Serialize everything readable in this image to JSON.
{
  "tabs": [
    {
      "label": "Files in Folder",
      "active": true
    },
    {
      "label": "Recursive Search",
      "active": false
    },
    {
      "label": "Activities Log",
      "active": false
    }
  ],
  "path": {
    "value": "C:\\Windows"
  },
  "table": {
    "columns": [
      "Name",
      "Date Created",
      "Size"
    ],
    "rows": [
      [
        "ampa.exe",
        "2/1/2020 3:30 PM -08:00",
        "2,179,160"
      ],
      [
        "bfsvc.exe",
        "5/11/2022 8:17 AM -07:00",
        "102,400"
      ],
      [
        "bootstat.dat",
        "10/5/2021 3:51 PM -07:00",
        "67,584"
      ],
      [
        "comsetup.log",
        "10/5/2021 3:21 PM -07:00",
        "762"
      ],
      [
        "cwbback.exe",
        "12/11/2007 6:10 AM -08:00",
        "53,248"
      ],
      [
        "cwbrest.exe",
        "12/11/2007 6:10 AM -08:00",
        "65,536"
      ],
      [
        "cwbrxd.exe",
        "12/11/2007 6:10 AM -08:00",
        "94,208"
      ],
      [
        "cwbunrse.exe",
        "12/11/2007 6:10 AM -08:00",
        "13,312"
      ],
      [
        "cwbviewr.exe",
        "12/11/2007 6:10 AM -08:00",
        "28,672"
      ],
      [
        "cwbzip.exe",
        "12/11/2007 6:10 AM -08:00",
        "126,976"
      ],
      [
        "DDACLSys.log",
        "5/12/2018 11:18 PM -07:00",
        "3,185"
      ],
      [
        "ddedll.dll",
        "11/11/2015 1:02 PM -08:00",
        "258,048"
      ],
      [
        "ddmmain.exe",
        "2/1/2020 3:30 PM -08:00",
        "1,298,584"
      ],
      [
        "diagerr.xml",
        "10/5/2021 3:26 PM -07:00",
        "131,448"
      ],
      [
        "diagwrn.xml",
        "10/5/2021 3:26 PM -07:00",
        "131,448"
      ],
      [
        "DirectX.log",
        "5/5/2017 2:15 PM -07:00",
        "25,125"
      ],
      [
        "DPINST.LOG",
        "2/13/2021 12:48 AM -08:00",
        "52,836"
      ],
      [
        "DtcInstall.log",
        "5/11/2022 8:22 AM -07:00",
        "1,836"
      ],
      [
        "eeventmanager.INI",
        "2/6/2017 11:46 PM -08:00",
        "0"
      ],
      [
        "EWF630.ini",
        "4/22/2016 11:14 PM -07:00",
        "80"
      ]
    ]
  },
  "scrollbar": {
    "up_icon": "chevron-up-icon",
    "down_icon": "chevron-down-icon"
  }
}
______
• What you need to do:
Count the lines in the entries that hold the word "chevron", and give nothing but the total.

• Exercise result:
2